## [Work to be completed]
Filter the entries below, keeping only lines with the word "digitale".

** Begin Data records **

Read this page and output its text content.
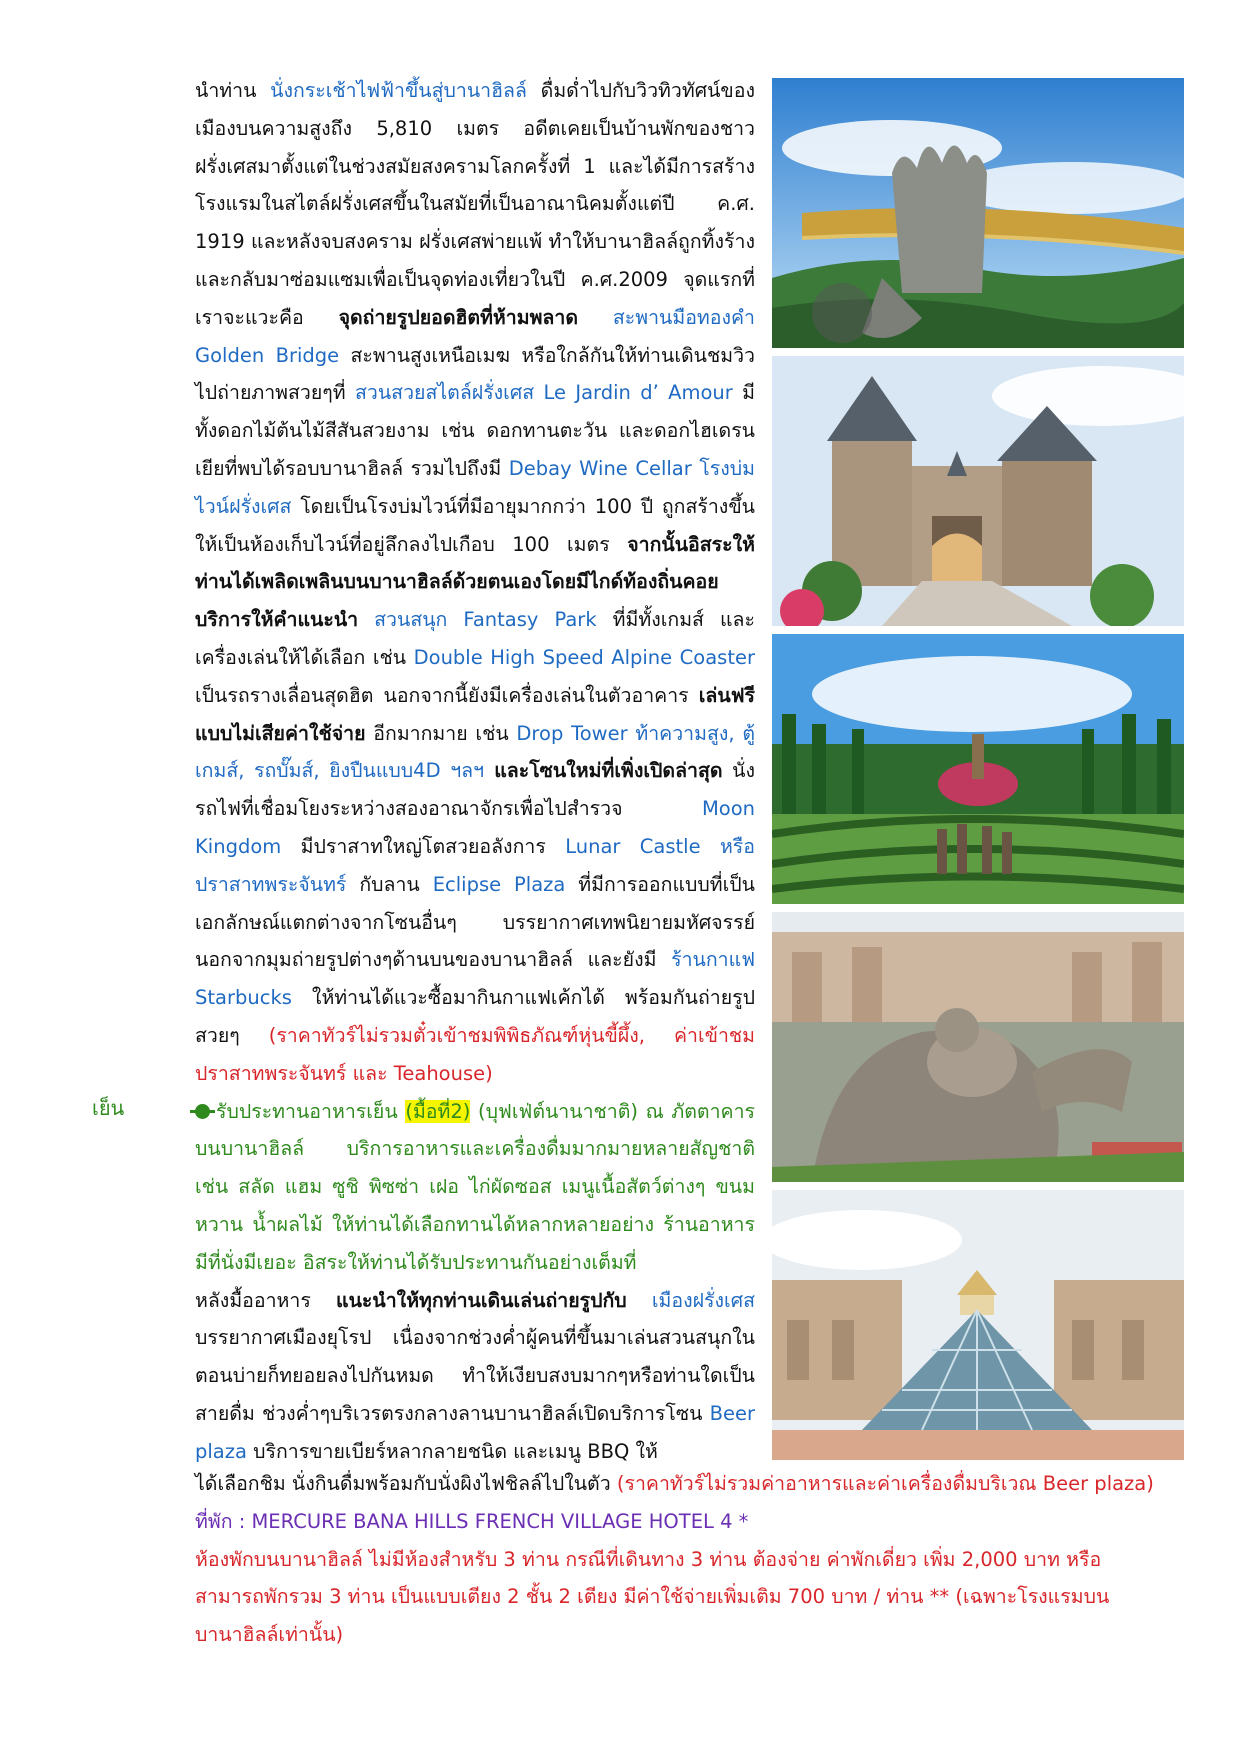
นำท่าน นั่งกระเช้าไฟฟ้าขึ้นสู่บานาฮิลล์ ดื่มด่ำไปกับวิวทิวทัศน์ของเมืองบนความสูงถึง 5,810 เมตร อดีตเคยเป็นบ้านพักของชาวฝรั่งเศสมาตั้งแต่ในช่วงสมัยสงครามโลกครั้งที่ 1 และได้มีการสร้างโรงแรมในสไตล์ฝรั่งเศสขึ้นในสมัยที่เป็นอาณานิคมตั้งแต่ปี ค.ศ. 1919 และหลังจบสงคราม ฝรั่งเศสพ่ายแพ้ ทำให้บานาฮิลล์ถูกทิ้งร้าง และกลับมาซ่อมแซมเพื่อเป็นจุดท่องเที่ยวในปี ค.ศ.2009 จุดแรกที่เราจะแวะคือ จุดถ่ายรูปยอดฮิตที่ห้ามพลาด สะพานมือทองคำ Golden Bridge สะพานสูงเหนือเมฆ หรือใกล้กันให้ท่านเดินชมวิวไปถ่ายภาพสวยๆที่ สวนสวยสไตล์ฝรั่งเศส Le Jardin d’ Amour มีทั้งดอกไม้ต้นไม้สีสันสวยงาม เช่น ดอกทานตะวัน และดอกไฮเดรนเยียที่พบได้รอบบานาฮิลล์ รวมไปถึงมี Debay Wine Cellar โรงบ่มไวน์ฝรั่งเศส โดยเป็นโรงบ่มไวน์ที่มีอายุมากกว่า 100 ปี ถูกสร้างขึ้นให้เป็นห้องเก็บไวน์ที่อยู่ลึกลงไปเกือบ 100 เมตร จากนั้นอิสระให้ท่านได้เพลิดเพลินบนบานาฮิลล์ด้วยตนเองโดยมีไกด์ท้องถิ่นคอยบริการให้คำแนะนำ สวนสนุก Fantasy Park ที่มีทั้งเกมส์ และเครื่องเล่นให้ได้เลือก เช่น Double High Speed Alpine Coaster เป็นรถรางเลื่อนสุดฮิต นอกจากนี้ยังมีเครื่องเล่นในตัวอาคาร เล่นฟรีแบบไม่เสียค่าใช้จ่าย อีกมากมาย เช่น Drop Tower ท้าความสูง, ตู้เกมส์, รถบั๊มส์, ยิงปืนแบบ4D ฯลฯ และโซนใหม่ที่เพิ่งเปิดล่าสุด นั่งรถไฟที่เชื่อมโยงระหว่างสองอาณาจักรเพื่อไปสำรวจ Moon Kingdom มีปราสาทใหญ่โตสวยอลังการ Lunar Castle หรือ ปราสาทพระจันทร์ กับลาน Eclipse Plaza ที่มีการออกแบบที่เป็นเอกลักษณ์แตกต่างจากโซนอื่นๆ บรรยากาศเทพนิยายมหัศจรรย์ นอกจากมุมถ่ายรูปต่างๆด้านบนของบานาฮิลล์ และยังมี ร้านกาแฟ Starbucks ให้ท่านได้แวะซื้อมากินกาแฟเค้กได้ พร้อมกันถ่ายรูปสวยๆ (ราคาทัวร์ไม่รวมตั๋วเข้าชมพิพิธภัณฑ์หุ่นขี้ผึ้ง, ค่าเข้าชมปราสาทพระจันทร์ และ Teahouse)

รับประทานอาหารเย็น (มื้อที่2) (บุฟเฟ่ต์นานาชาติ) ณ ภัตตาคารบนบานาฮิลล์ บริการอาหารและเครื่องดื่มมากมายหลายสัญชาติ เช่น สลัด แฮม ซูชิ พิซซ่า เฝอ ไก่ผัดซอส เมนูเนื้อสัตว์ต่างๆ ขนมหวาน น้ำผลไม้ ให้ท่านได้เลือกทานได้หลากหลายอย่าง ร้านอาหารมีที่นั่งมีเยอะ อิสระให้ท่านได้รับประทานกันอย่างเต็มที่

หลังมื้ออาหาร แนะนำให้ทุกท่านเดินเล่นถ่ายรูปกับ เมืองฝรั่งเศส บรรยากาศเมืองยุโรป เนื่องจากช่วงค่ำผู้คนที่ขึ้นมาเล่นสวนสนุกในตอนบ่ายก็ทยอยลงไปกันหมด ทำให้เงียบสงบมากๆหรือท่านใดเป็นสายดื่ม ช่วงค่ำๆบริเวรตรงกลางลานบานาฮิลล์เปิดบริการโซน Beer plaza บริการขายเบียร์หลากลายชนิด และเมนู BBQ ให้

เย็น
ได้เลือกชิม นั่งกินดื่มพร้อมกับนั่งผิงไฟชิลล์ไปในตัว (ราคาทัวร์ไม่รวมค่าอาหารและค่าเครื่องดื่มบริเวณ Beer plaza)
ที่พัก : MERCURE BANA HILLS FRENCH VILLAGE HOTEL 4 *
ห้องพักบนบานาฮิลล์ ไม่มีห้องสำหรับ 3 ท่าน กรณีที่เดินทาง 3 ท่าน ต้องจ่าย ค่าพักเดี่ยว เพิ่ม 2,000 บาท หรือ สามารถพักรวม 3 ท่าน เป็นแบบเตียง 2 ชั้น 2 เตียง มีค่าใช้จ่ายเพิ่มเติม 700 บาท / ท่าน ** (เฉพาะโรงแรมบนบานาฮิลล์เท่านั้น)
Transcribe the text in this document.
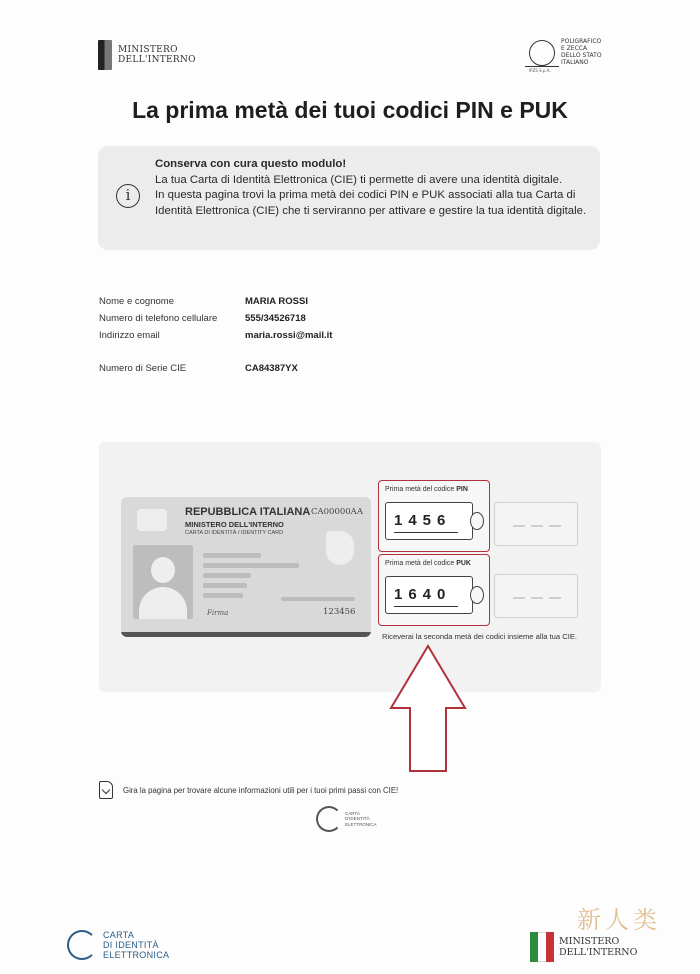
MINISTERO
DELL'INTERNO
POLIGRAFICO
E ZECCA
DELLO STATO
ITALIANO
IPZS S.p.A.
La prima metà dei tuoi codici PIN e PUK
i
Conserva con cura questo modulo!
La tua Carta di Identità Elettronica (CIE) ti permette di avere una identità digitale.
In questa pagina trovi la prima metà dei codici PIN e PUK associati alla tua Carta di Identità Elettronica (CIE) che ti serviranno per attivare e gestire la tua identità digitale.
Nome e cognome	MARIA ROSSI
Numero di telefono cellulare	555/34526718
Indirizzo email	maria.rossi@mail.it
Numero di Serie CIE	CA84387YX
REPUBBLICA ITALIANA CA00000AA
MINISTERO DELL'INTERNO
CARTA DI IDENTITÀ / IDENTITY CARD
Firma	123456
Prima metà del codice PIN
1456
Prima metà del codice PUK
1640
Riceverai la seconda metà dei codici insieme alla tua CIE.
Gira la pagina per trovare alcune informazioni utili per i tuoi primi passi con CIE!
CARTA
D'IDENTITÀ
ELETTRONICA
CARTA
DI IDENTITÀ
ELETTRONICA
MINISTERO
DELL'INTERNO
新人类
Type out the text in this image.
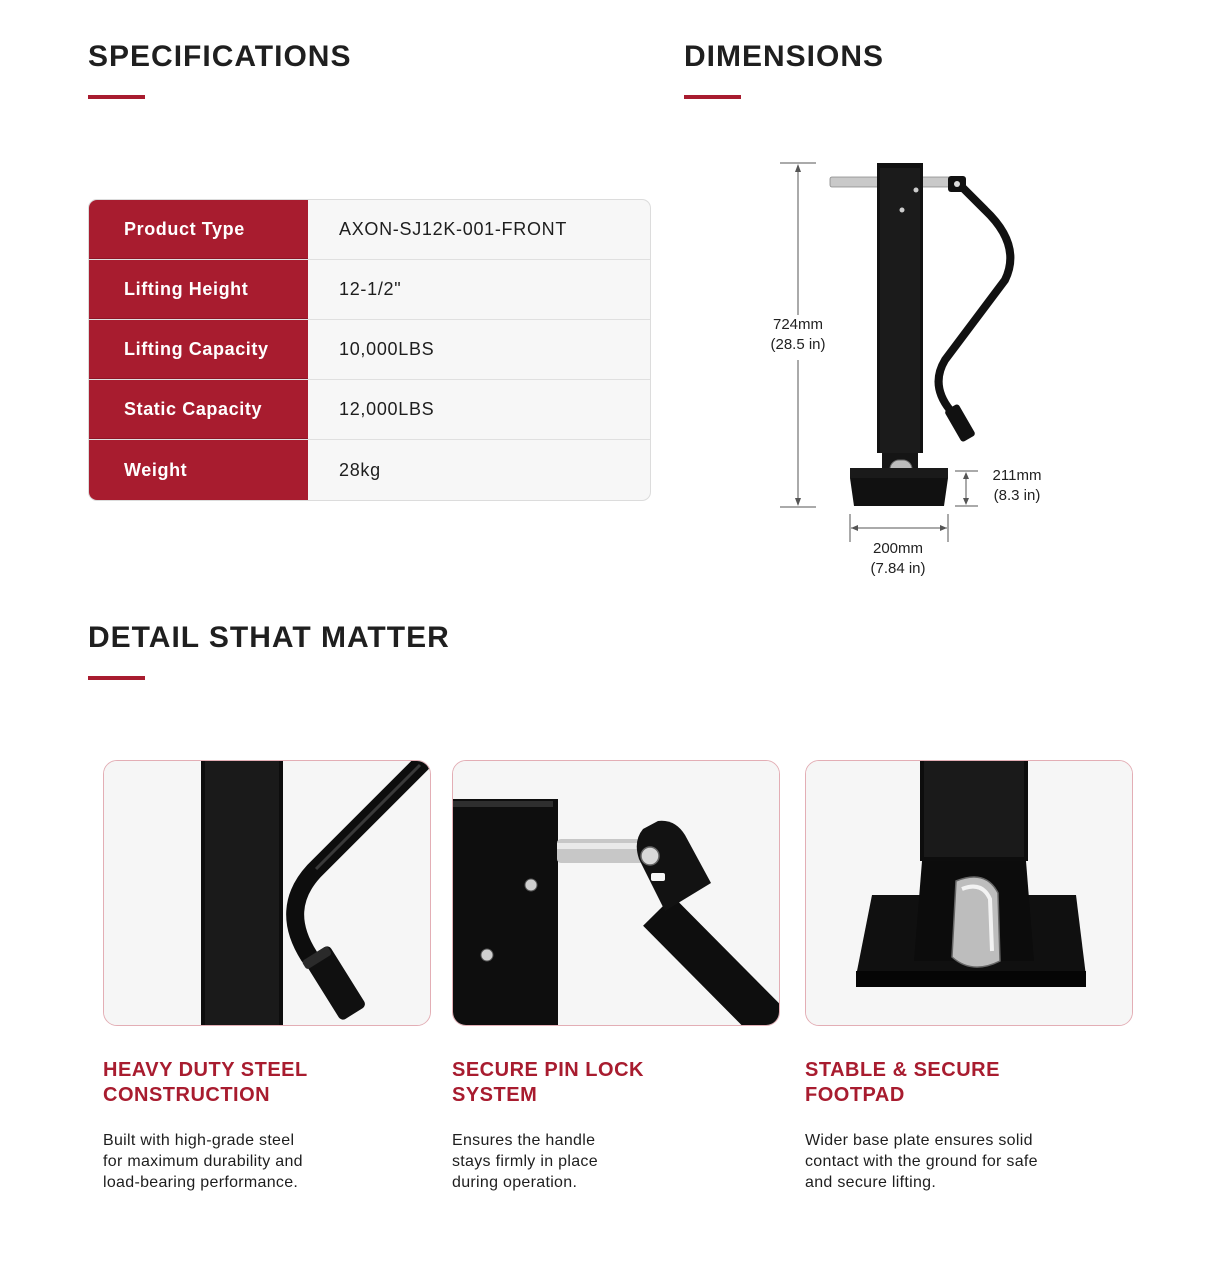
SPECIFICATIONS
Product Type	AXON-SJ12K-001-FRONT
Lifting Height	12-1/2"
Lifting Capacity	10,000LBS
Static Capacity	12,000LBS
Weight	28kg
DIMENSIONS
724mm
(28.5 in)
211mm
(8.3 in)
200mm
(7.84 in)
DETAIL STHAT MATTER
HEAVY DUTY STEEL
CONSTRUCTION
SECURE PIN LOCK
SYSTEM
STABLE & SECURE
FOOTPAD
Built with high-grade steel
for maximum durability and
load-bearing performance.
Ensures the handle
stays firmly in place
during operation.
Wider base plate ensures solid
contact with the ground for safe
and secure lifting.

** End Data records **

## [Correct answer]
La tua Carta di Identità Elettronica (CIE) ti permette di avere una identità digitale.
In questa pagina trovi la prima metà dei codici PIN e PUK associati alla tua Carta di Identità Elettronica (CIE) che ti serviranno per attivare e gestire la tua identità digitale.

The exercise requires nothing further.